Lines holding the string "Adjustment" are the ones to copy; find them all in the data.

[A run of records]
____
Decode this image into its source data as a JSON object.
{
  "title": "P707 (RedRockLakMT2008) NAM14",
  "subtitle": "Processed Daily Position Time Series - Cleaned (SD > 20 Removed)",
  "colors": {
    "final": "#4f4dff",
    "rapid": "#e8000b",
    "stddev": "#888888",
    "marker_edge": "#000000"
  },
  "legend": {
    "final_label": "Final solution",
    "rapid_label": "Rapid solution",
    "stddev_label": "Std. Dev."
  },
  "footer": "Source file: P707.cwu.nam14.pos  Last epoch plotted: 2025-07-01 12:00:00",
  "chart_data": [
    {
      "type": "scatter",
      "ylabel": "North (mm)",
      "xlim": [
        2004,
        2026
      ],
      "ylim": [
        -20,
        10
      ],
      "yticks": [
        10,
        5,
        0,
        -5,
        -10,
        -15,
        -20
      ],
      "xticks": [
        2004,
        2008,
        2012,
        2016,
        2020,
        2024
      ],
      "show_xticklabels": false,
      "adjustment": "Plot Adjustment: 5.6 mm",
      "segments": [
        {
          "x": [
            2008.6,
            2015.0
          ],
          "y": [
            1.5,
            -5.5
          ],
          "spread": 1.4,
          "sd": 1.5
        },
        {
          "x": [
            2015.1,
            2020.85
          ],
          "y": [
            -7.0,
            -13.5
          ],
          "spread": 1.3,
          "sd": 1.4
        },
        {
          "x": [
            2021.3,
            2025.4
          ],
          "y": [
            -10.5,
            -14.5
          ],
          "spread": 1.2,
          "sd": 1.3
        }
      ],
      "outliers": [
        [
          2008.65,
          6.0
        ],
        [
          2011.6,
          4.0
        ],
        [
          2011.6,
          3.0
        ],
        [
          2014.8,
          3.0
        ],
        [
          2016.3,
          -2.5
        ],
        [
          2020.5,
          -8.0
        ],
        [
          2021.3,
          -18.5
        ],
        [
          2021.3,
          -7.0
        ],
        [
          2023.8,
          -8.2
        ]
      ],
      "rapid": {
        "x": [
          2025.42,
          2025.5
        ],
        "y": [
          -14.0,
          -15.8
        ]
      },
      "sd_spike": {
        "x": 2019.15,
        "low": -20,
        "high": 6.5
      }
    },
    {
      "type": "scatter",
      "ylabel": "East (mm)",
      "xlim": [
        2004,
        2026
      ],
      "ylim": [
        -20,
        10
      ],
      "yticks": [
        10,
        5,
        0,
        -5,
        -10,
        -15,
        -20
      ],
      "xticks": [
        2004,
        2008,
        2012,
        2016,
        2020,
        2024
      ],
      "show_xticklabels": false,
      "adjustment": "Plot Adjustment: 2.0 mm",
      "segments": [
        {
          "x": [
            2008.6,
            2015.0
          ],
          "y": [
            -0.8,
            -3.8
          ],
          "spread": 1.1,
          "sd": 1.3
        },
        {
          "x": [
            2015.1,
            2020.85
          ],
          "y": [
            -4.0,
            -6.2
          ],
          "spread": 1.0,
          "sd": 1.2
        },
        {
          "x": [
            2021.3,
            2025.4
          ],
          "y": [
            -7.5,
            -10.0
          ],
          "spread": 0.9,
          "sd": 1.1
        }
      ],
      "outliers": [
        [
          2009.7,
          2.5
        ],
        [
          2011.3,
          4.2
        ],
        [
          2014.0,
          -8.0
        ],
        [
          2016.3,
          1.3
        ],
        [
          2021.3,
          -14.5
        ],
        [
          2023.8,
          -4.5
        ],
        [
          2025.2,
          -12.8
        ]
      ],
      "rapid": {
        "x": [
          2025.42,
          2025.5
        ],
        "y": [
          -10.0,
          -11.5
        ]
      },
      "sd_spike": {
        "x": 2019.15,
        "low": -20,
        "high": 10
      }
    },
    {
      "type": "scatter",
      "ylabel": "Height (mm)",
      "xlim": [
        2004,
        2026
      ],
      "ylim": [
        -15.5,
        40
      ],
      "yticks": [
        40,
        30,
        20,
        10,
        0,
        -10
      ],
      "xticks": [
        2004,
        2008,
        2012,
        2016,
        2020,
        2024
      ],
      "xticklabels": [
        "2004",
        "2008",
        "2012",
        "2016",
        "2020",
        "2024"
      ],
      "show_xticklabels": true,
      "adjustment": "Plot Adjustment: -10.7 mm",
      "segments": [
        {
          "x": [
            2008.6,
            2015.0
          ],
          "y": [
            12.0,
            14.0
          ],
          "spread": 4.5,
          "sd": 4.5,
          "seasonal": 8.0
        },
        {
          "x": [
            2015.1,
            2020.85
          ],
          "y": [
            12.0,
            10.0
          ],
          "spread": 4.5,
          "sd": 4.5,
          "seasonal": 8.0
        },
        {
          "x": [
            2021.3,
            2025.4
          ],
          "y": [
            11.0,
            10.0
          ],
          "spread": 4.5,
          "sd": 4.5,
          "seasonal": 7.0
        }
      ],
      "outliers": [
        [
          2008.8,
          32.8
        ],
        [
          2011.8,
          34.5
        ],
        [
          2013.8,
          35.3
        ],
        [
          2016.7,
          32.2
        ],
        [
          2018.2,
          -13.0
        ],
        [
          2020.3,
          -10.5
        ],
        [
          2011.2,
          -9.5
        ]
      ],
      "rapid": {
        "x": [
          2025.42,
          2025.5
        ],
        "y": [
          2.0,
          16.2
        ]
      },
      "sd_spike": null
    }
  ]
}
____
**Solution:**
      "adjustment": "Plot Adjustment: 5.6 mm",
      "adjustment": "Plot Adjustment: 2.0 mm",
      "adjustment": "Plot Adjustment: -10.7 mm",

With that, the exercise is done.